• _PROBLEM_
In the entries below, count every line with the word "vier". Return only the count.

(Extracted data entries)
START
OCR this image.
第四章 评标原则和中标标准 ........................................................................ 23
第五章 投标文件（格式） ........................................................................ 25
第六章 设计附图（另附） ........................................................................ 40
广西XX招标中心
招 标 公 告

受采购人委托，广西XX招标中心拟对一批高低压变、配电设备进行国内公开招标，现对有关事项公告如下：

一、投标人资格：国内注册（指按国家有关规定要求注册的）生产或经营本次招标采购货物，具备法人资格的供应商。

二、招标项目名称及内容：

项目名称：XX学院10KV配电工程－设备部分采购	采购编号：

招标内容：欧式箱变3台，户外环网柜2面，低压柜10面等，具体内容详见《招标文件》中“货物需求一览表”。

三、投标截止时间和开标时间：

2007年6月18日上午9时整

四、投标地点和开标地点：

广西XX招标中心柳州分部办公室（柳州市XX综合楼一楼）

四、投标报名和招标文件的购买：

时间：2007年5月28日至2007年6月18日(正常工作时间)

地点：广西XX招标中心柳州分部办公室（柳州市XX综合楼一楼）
END
START
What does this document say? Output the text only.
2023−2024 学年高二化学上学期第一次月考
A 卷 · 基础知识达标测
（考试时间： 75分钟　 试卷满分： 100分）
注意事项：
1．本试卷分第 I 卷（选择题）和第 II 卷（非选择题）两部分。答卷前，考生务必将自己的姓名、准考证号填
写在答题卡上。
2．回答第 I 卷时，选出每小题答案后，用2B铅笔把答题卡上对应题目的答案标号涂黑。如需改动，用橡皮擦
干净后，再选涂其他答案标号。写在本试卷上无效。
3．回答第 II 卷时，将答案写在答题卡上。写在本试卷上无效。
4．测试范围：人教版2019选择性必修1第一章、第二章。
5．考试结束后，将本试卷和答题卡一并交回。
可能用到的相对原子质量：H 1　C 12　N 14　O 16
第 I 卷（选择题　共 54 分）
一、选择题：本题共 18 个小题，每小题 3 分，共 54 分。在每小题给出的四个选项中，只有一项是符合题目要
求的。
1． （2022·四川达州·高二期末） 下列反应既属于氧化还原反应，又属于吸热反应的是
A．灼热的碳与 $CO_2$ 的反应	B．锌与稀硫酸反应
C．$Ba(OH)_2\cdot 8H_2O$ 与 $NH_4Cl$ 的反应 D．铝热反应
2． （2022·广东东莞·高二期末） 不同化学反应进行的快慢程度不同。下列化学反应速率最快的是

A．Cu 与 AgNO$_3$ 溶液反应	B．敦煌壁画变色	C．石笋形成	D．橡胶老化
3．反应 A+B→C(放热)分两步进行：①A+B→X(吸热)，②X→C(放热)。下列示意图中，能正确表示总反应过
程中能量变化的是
END
START
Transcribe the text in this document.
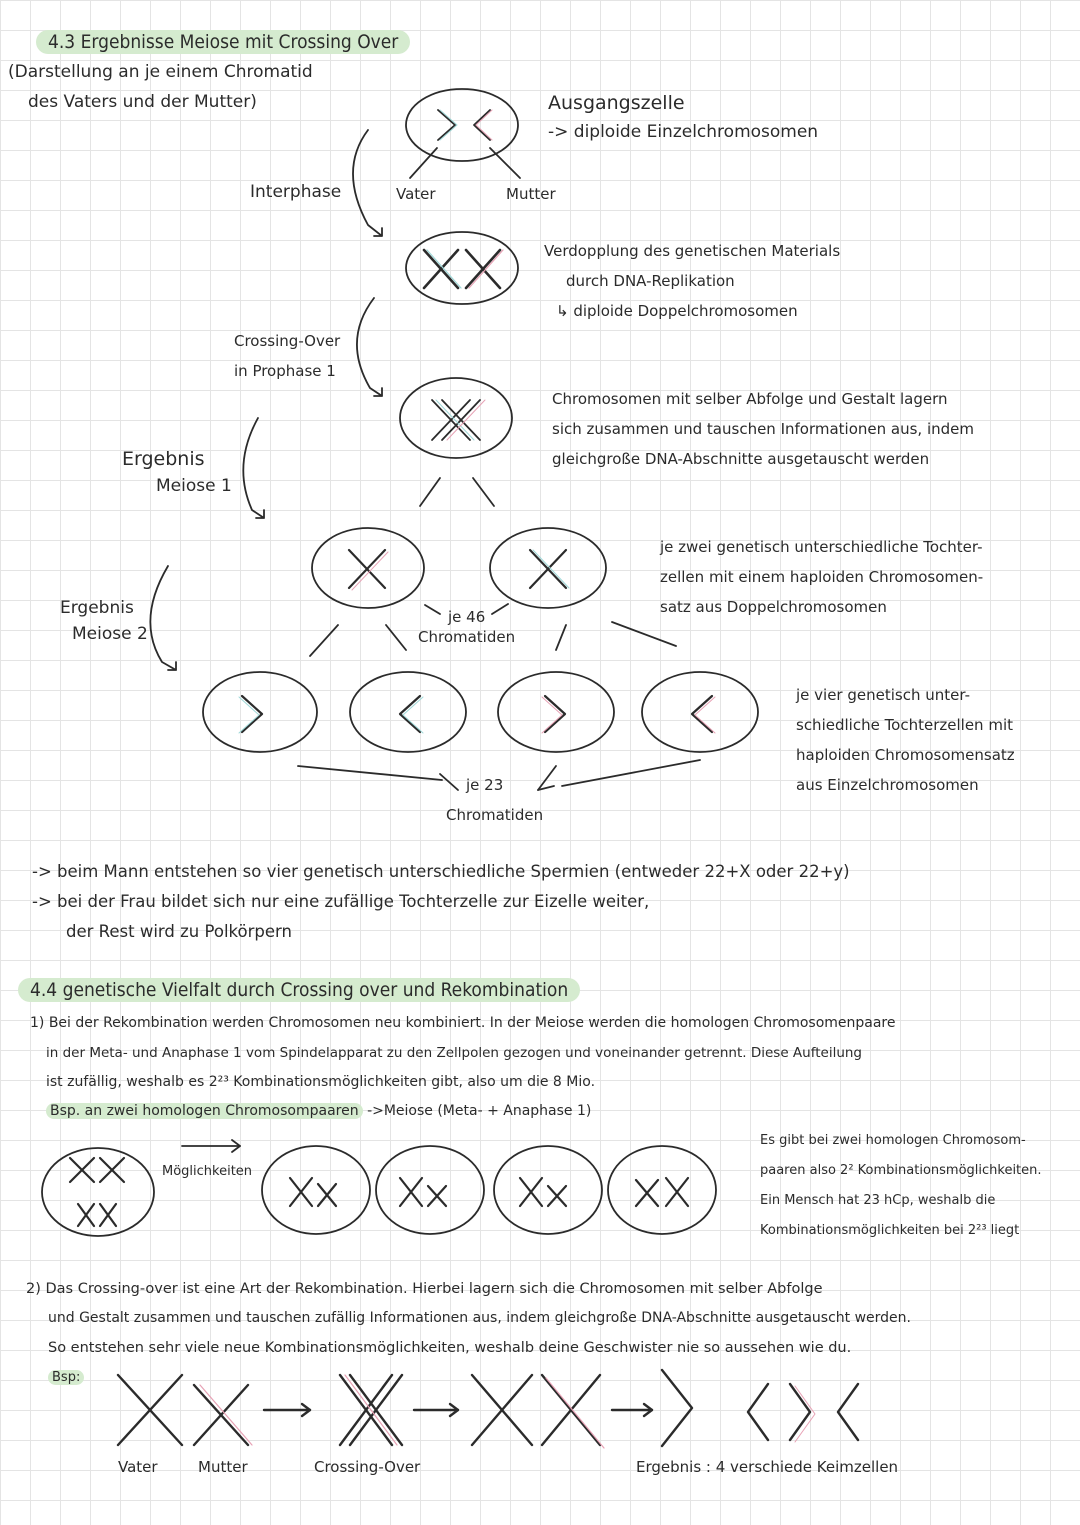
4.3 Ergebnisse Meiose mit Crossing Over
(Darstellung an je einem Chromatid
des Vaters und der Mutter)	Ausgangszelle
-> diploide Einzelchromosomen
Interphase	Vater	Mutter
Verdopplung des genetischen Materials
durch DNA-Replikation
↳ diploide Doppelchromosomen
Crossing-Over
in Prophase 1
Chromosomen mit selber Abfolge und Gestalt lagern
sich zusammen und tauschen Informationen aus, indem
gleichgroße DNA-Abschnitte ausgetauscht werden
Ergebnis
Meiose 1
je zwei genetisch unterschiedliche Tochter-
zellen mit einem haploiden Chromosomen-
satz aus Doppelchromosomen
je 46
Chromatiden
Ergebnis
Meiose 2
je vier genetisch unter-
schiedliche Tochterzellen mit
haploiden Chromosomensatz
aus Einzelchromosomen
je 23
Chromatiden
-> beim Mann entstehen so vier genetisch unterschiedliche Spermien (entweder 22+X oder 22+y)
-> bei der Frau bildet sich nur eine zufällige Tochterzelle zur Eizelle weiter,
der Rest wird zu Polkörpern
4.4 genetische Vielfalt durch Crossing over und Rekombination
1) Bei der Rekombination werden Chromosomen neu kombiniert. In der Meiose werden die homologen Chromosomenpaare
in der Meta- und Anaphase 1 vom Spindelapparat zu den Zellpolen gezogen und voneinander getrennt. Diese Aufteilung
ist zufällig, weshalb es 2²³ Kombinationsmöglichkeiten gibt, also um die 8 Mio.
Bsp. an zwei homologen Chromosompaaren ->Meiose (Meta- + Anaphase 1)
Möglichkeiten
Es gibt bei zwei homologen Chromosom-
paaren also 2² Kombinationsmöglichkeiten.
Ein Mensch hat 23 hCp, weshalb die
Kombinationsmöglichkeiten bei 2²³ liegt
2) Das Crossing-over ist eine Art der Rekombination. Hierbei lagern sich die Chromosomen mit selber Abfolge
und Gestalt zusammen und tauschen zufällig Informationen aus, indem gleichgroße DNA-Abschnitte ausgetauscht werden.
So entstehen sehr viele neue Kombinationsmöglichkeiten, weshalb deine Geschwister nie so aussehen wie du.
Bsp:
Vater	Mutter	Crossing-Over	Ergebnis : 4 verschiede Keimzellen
END
• _COMPLETE ANSWER_
2